* Set task
Keep the wording of each record exactly the same when you repeat it, and leave out pictures.

Stored dataset items

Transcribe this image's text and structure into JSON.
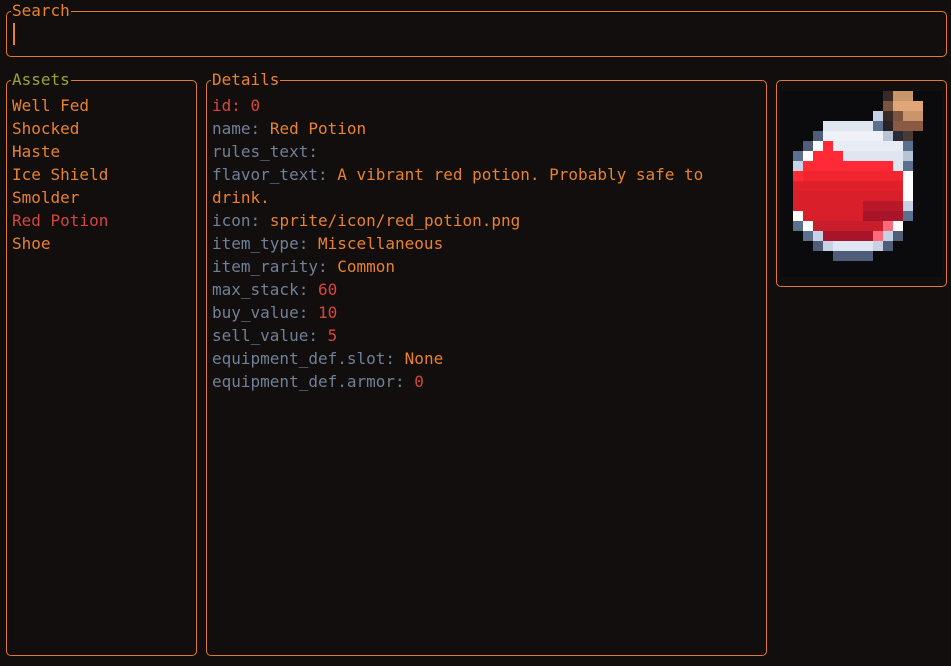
{
  "search": {
    "title": "Search",
    "value": ""
  },
  "assets": {
    "title": "Assets",
    "items": [
      "Well Fed",
      "Shocked",
      "Haste",
      "Ice Shield",
      "Smolder",
      "Red Potion",
      "Shoe"
    ],
    "selected_index": 5
  },
  "details": {
    "title": "Details",
    "rows": [
      {
        "key": "id:",
        "value": "0"
      },
      {
        "key": "name:",
        "value": "Red Potion"
      },
      {
        "key": "rules_text:",
        "value": ""
      },
      {
        "key": "flavor_text:",
        "value": "A vibrant red potion. Probably safe to drink."
      },
      {
        "key": "icon:",
        "value": "sprite/icon/red_potion.png"
      },
      {
        "key": "item_type:",
        "value": "Miscellaneous"
      },
      {
        "key": "item_rarity:",
        "value": "Common"
      },
      {
        "key": "max_stack:",
        "value": "60"
      },
      {
        "key": "buy_value:",
        "value": "10"
      },
      {
        "key": "sell_value:",
        "value": "5"
      },
      {
        "key": "equipment_def.slot:",
        "value": "None"
      },
      {
        "key": "equipment_def.armor:",
        "value": "0"
      }
    ]
  },
  "preview": {
    "icon": "red-potion-sprite"
  },
  "colors": {
    "border": "#e07b2a",
    "text": "#e8822e",
    "selected": "#d9443b",
    "key": "#6f8197",
    "number": "#d9443b",
    "assets_title": "#9aa23a",
    "background": "#120e0d"
  }
}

* Solution
Transcribe this image's text and structure into JSON.
{
  "search": {
    "title": "Search",
    "value": ""
  },
  "assets": {
    "title": "Assets",
    "items": [
      "Well Fed",
      "Shocked",
      "Haste",
      "Ice Shield",
      "Smolder",
      "Red Potion",
      "Shoe"
    ],
    "selected_index": 5
  },
  "details": {
    "title": "Details",
    "rows": [
      {
        "key": "id:",
        "value": "0"
      },
      {
        "key": "name:",
        "value": "Red Potion"
      },
      {
        "key": "rules_text:",
        "value": ""
      },
      {
        "key": "flavor_text:",
        "value": "A vibrant red potion. Probably safe to drink."
      },
      {
        "key": "icon:",
        "value": "sprite/icon/red_potion.png"
      },
      {
        "key": "item_type:",
        "value": "Miscellaneous"
      },
      {
        "key": "item_rarity:",
        "value": "Common"
      },
      {
        "key": "max_stack:",
        "value": "60"
      },
      {
        "key": "buy_value:",
        "value": "10"
      },
      {
        "key": "sell_value:",
        "value": "5"
      },
      {
        "key": "equipment_def.slot:",
        "value": "None"
      },
      {
        "key": "equipment_def.armor:",
        "value": "0"
      }
    ]
  },
  "preview": {
    "icon": "red-potion-sprite"
  },
  "colors": {
    "border": "#e07b2a",
    "text": "#e8822e",
    "selected": "#d9443b",
    "key": "#6f8197",
    "number": "#d9443b",
    "assets_title": "#9aa23a",
    "background": "#120e0d"
  }
}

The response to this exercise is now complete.